WHAT YOU NEED TO DO - Each entry below is to be transcribed exactly.

━━━━━ SUPPLIED INFORMATION

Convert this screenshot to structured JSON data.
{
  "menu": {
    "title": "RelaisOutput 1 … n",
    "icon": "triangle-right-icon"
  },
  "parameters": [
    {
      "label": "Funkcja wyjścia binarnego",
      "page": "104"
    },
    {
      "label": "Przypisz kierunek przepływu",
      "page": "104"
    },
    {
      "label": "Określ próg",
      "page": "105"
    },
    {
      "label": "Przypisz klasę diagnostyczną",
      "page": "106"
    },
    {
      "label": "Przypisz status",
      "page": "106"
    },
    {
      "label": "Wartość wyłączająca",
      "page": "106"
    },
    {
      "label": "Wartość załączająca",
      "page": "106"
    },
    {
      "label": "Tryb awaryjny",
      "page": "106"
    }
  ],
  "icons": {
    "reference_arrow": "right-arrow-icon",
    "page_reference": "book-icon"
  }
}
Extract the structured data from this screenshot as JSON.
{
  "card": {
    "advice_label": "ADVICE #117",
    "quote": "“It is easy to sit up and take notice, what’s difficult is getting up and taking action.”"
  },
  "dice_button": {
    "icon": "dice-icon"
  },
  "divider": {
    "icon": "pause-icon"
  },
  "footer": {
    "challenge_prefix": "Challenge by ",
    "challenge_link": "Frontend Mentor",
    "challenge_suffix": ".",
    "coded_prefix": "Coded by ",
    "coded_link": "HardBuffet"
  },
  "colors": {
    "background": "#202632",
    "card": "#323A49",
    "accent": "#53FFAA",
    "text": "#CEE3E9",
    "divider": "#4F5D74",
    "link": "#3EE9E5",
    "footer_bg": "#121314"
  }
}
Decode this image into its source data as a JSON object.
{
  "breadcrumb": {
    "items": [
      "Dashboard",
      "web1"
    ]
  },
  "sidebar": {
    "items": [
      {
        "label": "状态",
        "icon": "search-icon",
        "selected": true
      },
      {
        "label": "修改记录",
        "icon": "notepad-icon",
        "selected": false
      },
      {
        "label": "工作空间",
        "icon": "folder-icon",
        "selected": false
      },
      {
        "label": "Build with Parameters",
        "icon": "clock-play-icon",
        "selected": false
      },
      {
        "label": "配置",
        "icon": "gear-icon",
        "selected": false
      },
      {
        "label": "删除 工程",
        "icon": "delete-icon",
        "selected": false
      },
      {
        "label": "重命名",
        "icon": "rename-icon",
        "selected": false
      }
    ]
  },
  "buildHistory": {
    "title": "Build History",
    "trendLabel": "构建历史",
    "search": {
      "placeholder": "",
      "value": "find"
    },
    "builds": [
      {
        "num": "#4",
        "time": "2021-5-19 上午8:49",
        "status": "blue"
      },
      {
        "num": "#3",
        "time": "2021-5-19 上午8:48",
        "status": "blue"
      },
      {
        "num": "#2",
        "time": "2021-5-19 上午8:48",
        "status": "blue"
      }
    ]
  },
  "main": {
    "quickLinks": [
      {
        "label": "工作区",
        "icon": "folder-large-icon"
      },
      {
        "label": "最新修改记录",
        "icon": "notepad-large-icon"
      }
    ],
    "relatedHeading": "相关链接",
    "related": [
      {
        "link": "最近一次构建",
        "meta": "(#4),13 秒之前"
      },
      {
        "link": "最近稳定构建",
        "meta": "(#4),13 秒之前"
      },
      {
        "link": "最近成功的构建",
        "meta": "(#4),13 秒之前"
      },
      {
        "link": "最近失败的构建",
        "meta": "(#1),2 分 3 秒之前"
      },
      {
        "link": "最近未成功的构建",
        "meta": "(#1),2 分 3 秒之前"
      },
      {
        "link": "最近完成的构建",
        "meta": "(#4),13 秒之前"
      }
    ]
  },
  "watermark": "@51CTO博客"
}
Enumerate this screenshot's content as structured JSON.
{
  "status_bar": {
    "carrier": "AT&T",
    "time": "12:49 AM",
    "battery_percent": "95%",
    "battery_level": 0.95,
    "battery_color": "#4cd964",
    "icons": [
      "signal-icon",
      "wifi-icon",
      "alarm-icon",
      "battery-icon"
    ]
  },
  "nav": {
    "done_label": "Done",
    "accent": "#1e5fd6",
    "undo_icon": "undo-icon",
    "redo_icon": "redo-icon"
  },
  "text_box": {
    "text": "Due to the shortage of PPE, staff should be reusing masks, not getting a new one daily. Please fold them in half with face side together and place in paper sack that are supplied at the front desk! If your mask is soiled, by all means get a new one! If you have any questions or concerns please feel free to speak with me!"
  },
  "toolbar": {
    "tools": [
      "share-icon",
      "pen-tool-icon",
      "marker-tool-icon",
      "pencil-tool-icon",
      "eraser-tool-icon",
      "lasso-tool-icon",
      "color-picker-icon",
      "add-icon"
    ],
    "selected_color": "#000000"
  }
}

━━━━━━━━━━

EXERCISE SOLUTION -
Convert this screenshot to structured JSON data.
{
  "menu": {
    "title": "RelaisOutput 1 … n",
    "icon": "triangle-right-icon"
  },
  "parameters": [
    {
      "label": "Funkcja wyjścia binarnego",
      "page": "104"
    },
    {
      "label": "Przypisz kierunek przepływu",
      "page": "104"
    },
    {
      "label": "Określ próg",
      "page": "105"
    },
    {
      "label": "Przypisz klasę diagnostyczną",
      "page": "106"
    },
    {
      "label": "Przypisz status",
      "page": "106"
    },
    {
      "label": "Wartość wyłączająca",
      "page": "106"
    },
    {
      "label": "Wartość załączająca",
      "page": "106"
    },
    {
      "label": "Tryb awaryjny",
      "page": "106"
    }
  ],
  "icons": {
    "reference_arrow": "right-arrow-icon",
    "page_reference": "book-icon"
  }
}
Extract the structured data from this screenshot as JSON.
{
  "card": {
    "advice_label": "ADVICE #117",
    "quote": "“It is easy to sit up and take notice, what’s difficult is getting up and taking action.”"
  },
  "dice_button": {
    "icon": "dice-icon"
  },
  "divider": {
    "icon": "pause-icon"
  },
  "footer": {
    "challenge_prefix": "Challenge by ",
    "challenge_link": "Frontend Mentor",
    "challenge_suffix": ".",
    "coded_prefix": "Coded by ",
    "coded_link": "HardBuffet"
  },
  "colors": {
    "background": "#202632",
    "card": "#323A49",
    "accent": "#53FFAA",
    "text": "#CEE3E9",
    "divider": "#4F5D74",
    "link": "#3EE9E5",
    "footer_bg": "#121314"
  }
}
Decode this image into its source data as a JSON object.
{
  "breadcrumb": {
    "items": [
      "Dashboard",
      "web1"
    ]
  },
  "sidebar": {
    "items": [
      {
        "label": "状态",
        "icon": "search-icon",
        "selected": true
      },
      {
        "label": "修改记录",
        "icon": "notepad-icon",
        "selected": false
      },
      {
        "label": "工作空间",
        "icon": "folder-icon",
        "selected": false
      },
      {
        "label": "Build with Parameters",
        "icon": "clock-play-icon",
        "selected": false
      },
      {
        "label": "配置",
        "icon": "gear-icon",
        "selected": false
      },
      {
        "label": "删除 工程",
        "icon": "delete-icon",
        "selected": false
      },
      {
        "label": "重命名",
        "icon": "rename-icon",
        "selected": false
      }
    ]
  },
  "buildHistory": {
    "title": "Build History",
    "trendLabel": "构建历史",
    "search": {
      "placeholder": "",
      "value": "find"
    },
    "builds": [
      {
        "num": "#4",
        "time": "2021-5-19 上午8:49",
        "status": "blue"
      },
      {
        "num": "#3",
        "time": "2021-5-19 上午8:48",
        "status": "blue"
      },
      {
        "num": "#2",
        "time": "2021-5-19 上午8:48",
        "status": "blue"
      }
    ]
  },
  "main": {
    "quickLinks": [
      {
        "label": "工作区",
        "icon": "folder-large-icon"
      },
      {
        "label": "最新修改记录",
        "icon": "notepad-large-icon"
      }
    ],
    "relatedHeading": "相关链接",
    "related": [
      {
        "link": "最近一次构建",
        "meta": "(#4),13 秒之前"
      },
      {
        "link": "最近稳定构建",
        "meta": "(#4),13 秒之前"
      },
      {
        "link": "最近成功的构建",
        "meta": "(#4),13 秒之前"
      },
      {
        "link": "最近失败的构建",
        "meta": "(#1),2 分 3 秒之前"
      },
      {
        "link": "最近未成功的构建",
        "meta": "(#1),2 分 3 秒之前"
      },
      {
        "link": "最近完成的构建",
        "meta": "(#4),13 秒之前"
      }
    ]
  },
  "watermark": "@51CTO博客"
}
Enumerate this screenshot's content as structured JSON.
{
  "status_bar": {
    "carrier": "AT&T",
    "time": "12:49 AM",
    "battery_percent": "95%",
    "battery_level": 0.95,
    "battery_color": "#4cd964",
    "icons": [
      "signal-icon",
      "wifi-icon",
      "alarm-icon",
      "battery-icon"
    ]
  },
  "nav": {
    "done_label": "Done",
    "accent": "#1e5fd6",
    "undo_icon": "undo-icon",
    "redo_icon": "redo-icon"
  },
  "text_box": {
    "text": "Due to the shortage of PPE, staff should be reusing masks, not getting a new one daily. Please fold them in half with face side together and place in paper sack that are supplied at the front desk! If your mask is soiled, by all means get a new one! If you have any questions or concerns please feel free to speak with me!"
  },
  "toolbar": {
    "tools": [
      "share-icon",
      "pen-tool-icon",
      "marker-tool-icon",
      "pencil-tool-icon",
      "eraser-tool-icon",
      "lasso-tool-icon",
      "color-picker-icon",
      "add-icon"
    ],
    "selected_color": "#000000"
  }
}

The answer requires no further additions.